Given problem: Return each line of the entries below verbatim, keeping their order and every character unchanged.

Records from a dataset
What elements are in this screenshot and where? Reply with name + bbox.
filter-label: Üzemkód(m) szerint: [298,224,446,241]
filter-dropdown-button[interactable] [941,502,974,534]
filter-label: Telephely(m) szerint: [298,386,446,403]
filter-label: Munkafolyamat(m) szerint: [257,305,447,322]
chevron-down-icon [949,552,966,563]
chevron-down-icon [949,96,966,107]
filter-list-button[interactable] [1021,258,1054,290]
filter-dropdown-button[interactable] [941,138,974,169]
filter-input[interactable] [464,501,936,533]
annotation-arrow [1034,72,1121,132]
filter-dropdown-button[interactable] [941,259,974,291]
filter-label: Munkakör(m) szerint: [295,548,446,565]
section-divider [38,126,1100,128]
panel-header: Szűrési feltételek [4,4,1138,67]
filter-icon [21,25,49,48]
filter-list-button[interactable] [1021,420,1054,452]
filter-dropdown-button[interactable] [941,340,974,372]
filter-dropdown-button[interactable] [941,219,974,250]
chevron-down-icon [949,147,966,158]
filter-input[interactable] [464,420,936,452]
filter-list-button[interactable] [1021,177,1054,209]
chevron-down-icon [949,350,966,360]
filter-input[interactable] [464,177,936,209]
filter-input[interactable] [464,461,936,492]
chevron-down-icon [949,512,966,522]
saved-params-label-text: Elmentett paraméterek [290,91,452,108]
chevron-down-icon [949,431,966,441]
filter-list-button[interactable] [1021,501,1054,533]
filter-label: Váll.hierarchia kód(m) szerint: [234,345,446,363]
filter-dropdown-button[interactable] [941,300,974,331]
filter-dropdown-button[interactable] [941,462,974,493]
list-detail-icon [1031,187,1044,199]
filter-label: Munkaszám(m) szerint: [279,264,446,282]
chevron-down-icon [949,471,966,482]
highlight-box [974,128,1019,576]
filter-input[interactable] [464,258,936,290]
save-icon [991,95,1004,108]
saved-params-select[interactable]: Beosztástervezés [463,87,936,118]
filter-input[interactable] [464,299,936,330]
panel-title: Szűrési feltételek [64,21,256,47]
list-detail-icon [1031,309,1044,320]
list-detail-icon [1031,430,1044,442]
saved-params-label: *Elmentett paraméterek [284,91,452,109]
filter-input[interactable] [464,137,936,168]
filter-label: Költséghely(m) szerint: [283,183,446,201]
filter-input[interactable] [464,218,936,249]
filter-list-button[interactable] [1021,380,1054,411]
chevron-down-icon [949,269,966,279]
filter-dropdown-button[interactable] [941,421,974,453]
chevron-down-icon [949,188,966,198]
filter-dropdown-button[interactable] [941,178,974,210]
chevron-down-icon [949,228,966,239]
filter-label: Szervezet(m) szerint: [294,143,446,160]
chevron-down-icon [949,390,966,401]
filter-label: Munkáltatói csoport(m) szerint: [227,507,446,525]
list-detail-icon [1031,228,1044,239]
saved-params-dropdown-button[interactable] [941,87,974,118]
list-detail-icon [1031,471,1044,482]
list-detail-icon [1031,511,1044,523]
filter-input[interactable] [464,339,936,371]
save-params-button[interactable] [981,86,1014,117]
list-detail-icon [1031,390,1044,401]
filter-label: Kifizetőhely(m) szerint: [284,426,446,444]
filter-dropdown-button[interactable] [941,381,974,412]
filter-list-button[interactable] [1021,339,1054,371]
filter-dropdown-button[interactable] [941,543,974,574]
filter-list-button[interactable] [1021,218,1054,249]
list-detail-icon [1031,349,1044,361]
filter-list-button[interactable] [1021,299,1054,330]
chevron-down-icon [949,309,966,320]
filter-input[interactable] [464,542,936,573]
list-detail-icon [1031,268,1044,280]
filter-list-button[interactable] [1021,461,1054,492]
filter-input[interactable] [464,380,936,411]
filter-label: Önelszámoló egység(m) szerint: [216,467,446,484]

Answer to this problem:
What elements are in this screenshot and where? Reply with name + bbox.
filter-label: Üzemkód(m) szerint: [298,224,446,241]
filter-dropdown-button[interactable] [941,502,974,534]
filter-label: Telephely(m) szerint: [298,386,446,403]
filter-label: Munkafolyamat(m) szerint: [257,305,447,322]
chevron-down-icon [949,552,966,563]
chevron-down-icon [949,96,966,107]
filter-list-button[interactable] [1021,258,1054,290]
filter-dropdown-button[interactable] [941,138,974,169]
filter-input[interactable] [464,501,936,533]
annotation-arrow [1034,72,1121,132]
filter-dropdown-button[interactable] [941,259,974,291]
filter-label: Munkakör(m) szerint: [295,548,446,565]
section-divider [38,126,1100,128]
panel-header: Szűrési feltételek [4,4,1138,67]
filter-icon [21,25,49,48]
filter-list-button[interactable] [1021,420,1054,452]
filter-dropdown-button[interactable] [941,340,974,372]
filter-dropdown-button[interactable] [941,219,974,250]
chevron-down-icon [949,147,966,158]
filter-input[interactable] [464,420,936,452]
filter-list-button[interactable] [1021,177,1054,209]
chevron-down-icon [949,350,966,360]
filter-input[interactable] [464,177,936,209]
filter-input[interactable] [464,461,936,492]
chevron-down-icon [949,512,966,522]
saved-params-label-text: Elmentett paraméterek [290,91,452,108]
chevron-down-icon [949,431,966,441]
filter-list-button[interactable] [1021,501,1054,533]
filter-label: Váll.hierarchia kód(m) szerint: [234,345,446,363]
filter-dropdown-button[interactable] [941,300,974,331]
filter-dropdown-button[interactable] [941,462,974,493]
list-detail-icon [1031,187,1044,199]
filter-label: Munkaszám(m) szerint: [279,264,446,282]
chevron-down-icon [949,471,966,482]
highlight-box [974,128,1019,576]
filter-input[interactable] [464,258,936,290]
save-icon [991,95,1004,108]
saved-params-select[interactable]: Beosztástervezés [463,87,936,118]
filter-input[interactable] [464,299,936,330]
panel-title: Szűrési feltételek [64,21,256,47]
list-detail-icon [1031,309,1044,320]
list-detail-icon [1031,430,1044,442]
saved-params-label: *Elmentett paraméterek [284,91,452,109]
filter-input[interactable] [464,137,936,168]
filter-label: Költséghely(m) szerint: [283,183,446,201]
filter-input[interactable] [464,218,936,249]
filter-list-button[interactable] [1021,380,1054,411]
chevron-down-icon [949,269,966,279]
filter-dropdown-button[interactable] [941,421,974,453]
chevron-down-icon [949,188,966,198]
filter-dropdown-button[interactable] [941,178,974,210]
chevron-down-icon [949,228,966,239]
filter-label: Szervezet(m) szerint: [294,143,446,160]
chevron-down-icon [949,390,966,401]
filter-label: Munkáltatói csoport(m) szerint: [227,507,446,525]
list-detail-icon [1031,228,1044,239]
saved-params-dropdown-button[interactable] [941,87,974,118]
list-detail-icon [1031,471,1044,482]
list-detail-icon [1031,511,1044,523]
filter-input[interactable] [464,339,936,371]
save-params-button[interactable] [981,86,1014,117]
list-detail-icon [1031,390,1044,401]
filter-label: Kifizetőhely(m) szerint: [284,426,446,444]
filter-dropdown-button[interactable] [941,381,974,412]
filter-list-button[interactable] [1021,339,1054,371]
filter-dropdown-button[interactable] [941,543,974,574]
filter-list-button[interactable] [1021,218,1054,249]
list-detail-icon [1031,349,1044,361]
filter-list-button[interactable] [1021,299,1054,330]
chevron-down-icon [949,309,966,320]
filter-input[interactable] [464,542,936,573]
list-detail-icon [1031,268,1044,280]
filter-list-button[interactable] [1021,461,1054,492]
filter-input[interactable] [464,380,936,411]
filter-label: Önelszámoló egység(m) szerint: [216,467,446,484]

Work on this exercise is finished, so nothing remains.